# START OF Material for this task
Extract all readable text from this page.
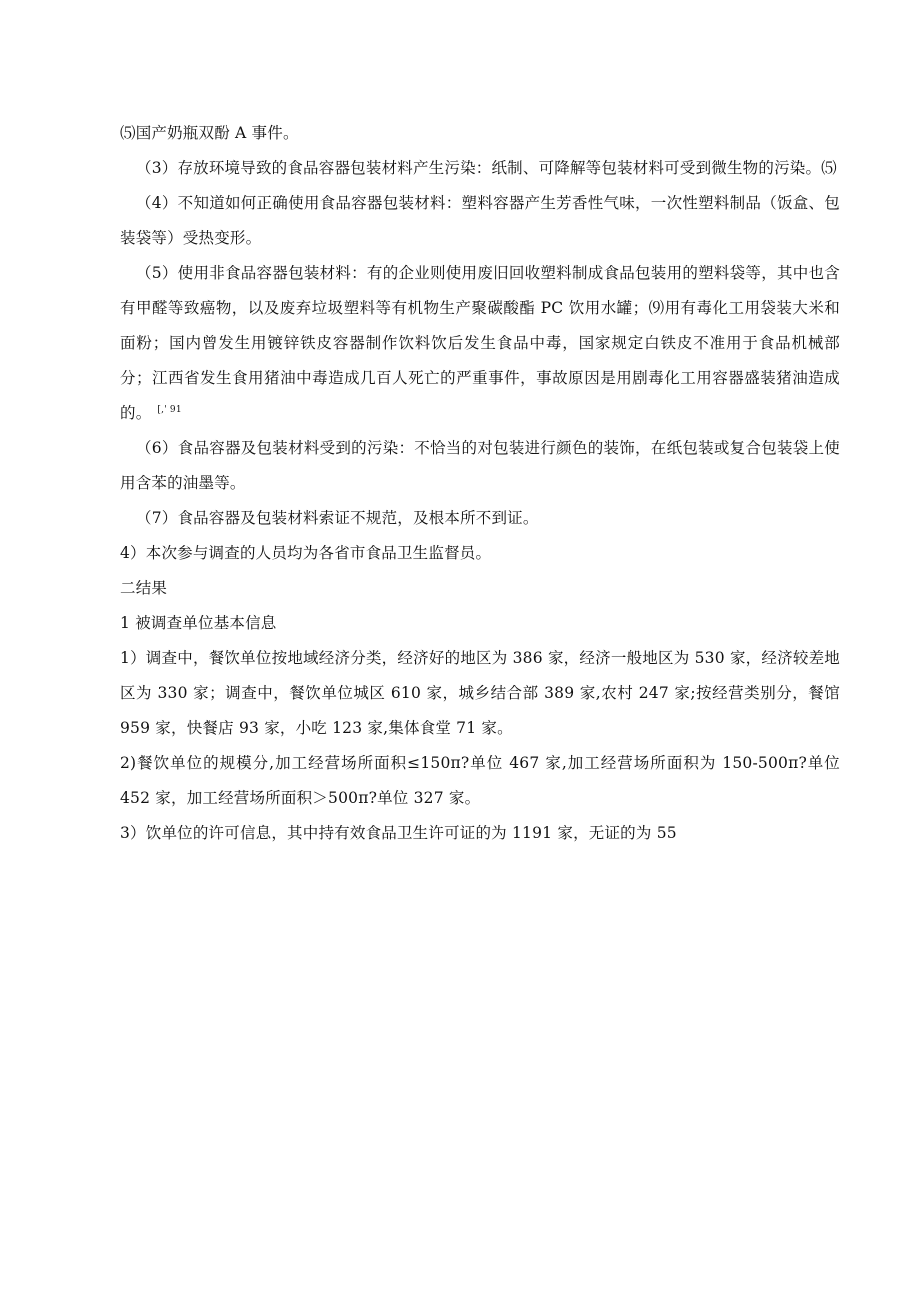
⑸国产奶瓶双酚 A 事件。

（3）存放环境导致的食品容器包装材料产生污染：纸制、可降解等包装材料可受到微生物的污染。⑸

（4）不知道如何正确使用食品容器包装材料：塑料容器产生芳香性气味，一次性塑料制品（饭盒、包装袋等）受热变形。

（5）使用非食品容器包装材料：有的企业则使用废旧回收塑料制成食品包装用的塑料袋等，其中也含有甲醛等致癌物，以及废弃垃圾塑料等有机物生产聚碳酸酯 PC 饮用水罐；⑼用有毒化工用袋装大米和面粉；国内曾发生用镀锌铁皮容器制作饮料饮后发生食品中毒，国家规定白铁皮不准用于食品机械部分；江西省发生食用猪油中毒造成几百人死亡的严重事件，事故原因是用剧毒化工用容器盛装猪油造成的。 $^{[,' 91}$

（6）食品容器及包装材料受到的污染：不恰当的对包装进行颜色的装饰，在纸包装或复合包装袋上使用含苯的油墨等。

（7）食品容器及包装材料索证不规范，及根本所不到证。

4）本次参与调查的人员均为各省市食品卫生监督员。

二结果

1 被调查单位基本信息

1）调查中，餐饮单位按地域经济分类，经济好的地区为 386 家，经济一般地区为 530 家，经济较差地区为 330 家；调查中，餐饮单位城区 610 家，城乡结合部 389 家,农村 247 家;按经营类别分，餐馆 959 家，快餐店 93 家，小吃 123 家,集体食堂 71 家。

2)餐饮单位的规模分,加工经营场所面积≤150π?单位 467 家,加工经营场所面积为 150-500π?单位 452 家，加工经营场所面积＞500π?单位 327 家。

3）饮单位的许可信息，其中持有效食品卫生许可证的为 1191 家，无证的为 55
# END OF Material for this task
Extract the text of all the records above verbatim, excluding pictures.

**Finished task**
Extract all readable text from this page.
⑸国产奶瓶双酚 A 事件。

（3）存放环境导致的食品容器包装材料产生污染：纸制、可降解等包装材料可受到微生物的污染。⑸

（4）不知道如何正确使用食品容器包装材料：塑料容器产生芳香性气味，一次性塑料制品（饭盒、包装袋等）受热变形。

（5）使用非食品容器包装材料：有的企业则使用废旧回收塑料制成食品包装用的塑料袋等，其中也含有甲醛等致癌物，以及废弃垃圾塑料等有机物生产聚碳酸酯 PC 饮用水罐；⑼用有毒化工用袋装大米和面粉；国内曾发生用镀锌铁皮容器制作饮料饮后发生食品中毒，国家规定白铁皮不准用于食品机械部分；江西省发生食用猪油中毒造成几百人死亡的严重事件，事故原因是用剧毒化工用容器盛装猪油造成的。 $^{[,' 91}$

（6）食品容器及包装材料受到的污染：不恰当的对包装进行颜色的装饰，在纸包装或复合包装袋上使用含苯的油墨等。

（7）食品容器及包装材料索证不规范，及根本所不到证。

4）本次参与调查的人员均为各省市食品卫生监督员。

二结果

1 被调查单位基本信息

1）调查中，餐饮单位按地域经济分类，经济好的地区为 386 家，经济一般地区为 530 家，经济较差地区为 330 家；调查中，餐饮单位城区 610 家，城乡结合部 389 家,农村 247 家;按经营类别分，餐馆 959 家，快餐店 93 家，小吃 123 家,集体食堂 71 家。

2)餐饮单位的规模分,加工经营场所面积≤150π?单位 467 家,加工经营场所面积为 150-500π?单位 452 家，加工经营场所面积＞500π?单位 327 家。

3）饮单位的许可信息，其中持有效食品卫生许可证的为 1191 家，无证的为 55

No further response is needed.